(Collected data entries)
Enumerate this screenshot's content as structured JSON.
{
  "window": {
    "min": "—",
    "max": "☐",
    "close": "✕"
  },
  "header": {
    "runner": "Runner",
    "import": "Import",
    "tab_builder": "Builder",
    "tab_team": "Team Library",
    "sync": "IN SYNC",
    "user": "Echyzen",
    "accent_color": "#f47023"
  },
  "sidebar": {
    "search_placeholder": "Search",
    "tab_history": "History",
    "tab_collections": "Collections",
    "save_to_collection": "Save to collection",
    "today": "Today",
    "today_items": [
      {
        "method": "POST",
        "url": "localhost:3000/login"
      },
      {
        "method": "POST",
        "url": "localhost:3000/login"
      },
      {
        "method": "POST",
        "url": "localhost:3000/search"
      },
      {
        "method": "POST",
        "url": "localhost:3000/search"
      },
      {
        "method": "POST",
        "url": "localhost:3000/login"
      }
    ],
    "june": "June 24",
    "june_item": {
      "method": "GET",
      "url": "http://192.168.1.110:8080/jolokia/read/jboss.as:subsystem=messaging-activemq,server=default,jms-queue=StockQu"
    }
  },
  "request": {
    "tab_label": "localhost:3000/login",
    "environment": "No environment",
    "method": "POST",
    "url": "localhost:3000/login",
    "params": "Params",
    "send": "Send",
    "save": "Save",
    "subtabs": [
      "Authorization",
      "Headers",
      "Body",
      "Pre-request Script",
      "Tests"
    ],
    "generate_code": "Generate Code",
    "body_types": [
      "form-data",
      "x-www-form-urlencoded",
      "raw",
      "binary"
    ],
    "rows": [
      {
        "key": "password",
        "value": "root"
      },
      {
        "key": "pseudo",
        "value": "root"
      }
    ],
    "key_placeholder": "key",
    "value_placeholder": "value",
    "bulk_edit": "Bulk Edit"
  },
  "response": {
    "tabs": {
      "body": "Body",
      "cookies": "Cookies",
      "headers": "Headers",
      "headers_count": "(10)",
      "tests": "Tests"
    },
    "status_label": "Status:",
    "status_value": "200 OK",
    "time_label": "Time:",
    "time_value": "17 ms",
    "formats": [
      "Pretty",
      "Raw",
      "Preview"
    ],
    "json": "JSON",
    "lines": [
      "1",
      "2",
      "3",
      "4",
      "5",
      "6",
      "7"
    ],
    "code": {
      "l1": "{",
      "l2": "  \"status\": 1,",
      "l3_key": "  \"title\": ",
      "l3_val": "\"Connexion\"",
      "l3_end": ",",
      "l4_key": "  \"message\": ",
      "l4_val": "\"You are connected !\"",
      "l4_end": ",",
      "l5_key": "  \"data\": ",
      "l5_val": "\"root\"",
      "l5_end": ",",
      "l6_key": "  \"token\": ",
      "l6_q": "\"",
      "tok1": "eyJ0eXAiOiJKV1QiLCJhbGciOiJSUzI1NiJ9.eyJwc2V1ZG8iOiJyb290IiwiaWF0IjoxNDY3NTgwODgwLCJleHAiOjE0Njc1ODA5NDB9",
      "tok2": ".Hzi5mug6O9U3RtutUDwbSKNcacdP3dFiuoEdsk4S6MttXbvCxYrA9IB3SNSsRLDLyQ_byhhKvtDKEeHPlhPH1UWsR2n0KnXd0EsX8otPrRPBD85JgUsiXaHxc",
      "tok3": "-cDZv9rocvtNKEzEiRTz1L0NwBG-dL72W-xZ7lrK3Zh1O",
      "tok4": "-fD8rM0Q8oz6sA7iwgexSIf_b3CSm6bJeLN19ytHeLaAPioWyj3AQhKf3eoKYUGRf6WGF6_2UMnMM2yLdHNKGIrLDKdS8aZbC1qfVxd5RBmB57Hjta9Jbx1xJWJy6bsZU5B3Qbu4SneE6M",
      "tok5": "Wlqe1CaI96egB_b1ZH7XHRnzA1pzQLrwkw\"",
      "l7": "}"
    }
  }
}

> _Direction_:
Show the data once more, exactly as it was written.

> _Result of this task_:
Enumerate this screenshot's content as structured JSON.
{
  "window": {
    "min": "—",
    "max": "☐",
    "close": "✕"
  },
  "header": {
    "runner": "Runner",
    "import": "Import",
    "tab_builder": "Builder",
    "tab_team": "Team Library",
    "sync": "IN SYNC",
    "user": "Echyzen",
    "accent_color": "#f47023"
  },
  "sidebar": {
    "search_placeholder": "Search",
    "tab_history": "History",
    "tab_collections": "Collections",
    "save_to_collection": "Save to collection",
    "today": "Today",
    "today_items": [
      {
        "method": "POST",
        "url": "localhost:3000/login"
      },
      {
        "method": "POST",
        "url": "localhost:3000/login"
      },
      {
        "method": "POST",
        "url": "localhost:3000/search"
      },
      {
        "method": "POST",
        "url": "localhost:3000/search"
      },
      {
        "method": "POST",
        "url": "localhost:3000/login"
      }
    ],
    "june": "June 24",
    "june_item": {
      "method": "GET",
      "url": "http://192.168.1.110:8080/jolokia/read/jboss.as:subsystem=messaging-activemq,server=default,jms-queue=StockQu"
    }
  },
  "request": {
    "tab_label": "localhost:3000/login",
    "environment": "No environment",
    "method": "POST",
    "url": "localhost:3000/login",
    "params": "Params",
    "send": "Send",
    "save": "Save",
    "subtabs": [
      "Authorization",
      "Headers",
      "Body",
      "Pre-request Script",
      "Tests"
    ],
    "generate_code": "Generate Code",
    "body_types": [
      "form-data",
      "x-www-form-urlencoded",
      "raw",
      "binary"
    ],
    "rows": [
      {
        "key": "password",
        "value": "root"
      },
      {
        "key": "pseudo",
        "value": "root"
      }
    ],
    "key_placeholder": "key",
    "value_placeholder": "value",
    "bulk_edit": "Bulk Edit"
  },
  "response": {
    "tabs": {
      "body": "Body",
      "cookies": "Cookies",
      "headers": "Headers",
      "headers_count": "(10)",
      "tests": "Tests"
    },
    "status_label": "Status:",
    "status_value": "200 OK",
    "time_label": "Time:",
    "time_value": "17 ms",
    "formats": [
      "Pretty",
      "Raw",
      "Preview"
    ],
    "json": "JSON",
    "lines": [
      "1",
      "2",
      "3",
      "4",
      "5",
      "6",
      "7"
    ],
    "code": {
      "l1": "{",
      "l2": "  \"status\": 1,",
      "l3_key": "  \"title\": ",
      "l3_val": "\"Connexion\"",
      "l3_end": ",",
      "l4_key": "  \"message\": ",
      "l4_val": "\"You are connected !\"",
      "l4_end": ",",
      "l5_key": "  \"data\": ",
      "l5_val": "\"root\"",
      "l5_end": ",",
      "l6_key": "  \"token\": ",
      "l6_q": "\"",
      "tok1": "eyJ0eXAiOiJKV1QiLCJhbGciOiJSUzI1NiJ9.eyJwc2V1ZG8iOiJyb290IiwiaWF0IjoxNDY3NTgwODgwLCJleHAiOjE0Njc1ODA5NDB9",
      "tok2": ".Hzi5mug6O9U3RtutUDwbSKNcacdP3dFiuoEdsk4S6MttXbvCxYrA9IB3SNSsRLDLyQ_byhhKvtDKEeHPlhPH1UWsR2n0KnXd0EsX8otPrRPBD85JgUsiXaHxc",
      "tok3": "-cDZv9rocvtNKEzEiRTz1L0NwBG-dL72W-xZ7lrK3Zh1O",
      "tok4": "-fD8rM0Q8oz6sA7iwgexSIf_b3CSm6bJeLN19ytHeLaAPioWyj3AQhKf3eoKYUGRf6WGF6_2UMnMM2yLdHNKGIrLDKdS8aZbC1qfVxd5RBmB57Hjta9Jbx1xJWJy6bsZU5B3Qbu4SneE6M",
      "tok5": "Wlqe1CaI96egB_b1ZH7XHRnzA1pzQLrwkw\"",
      "l7": "}"
    }
  }
}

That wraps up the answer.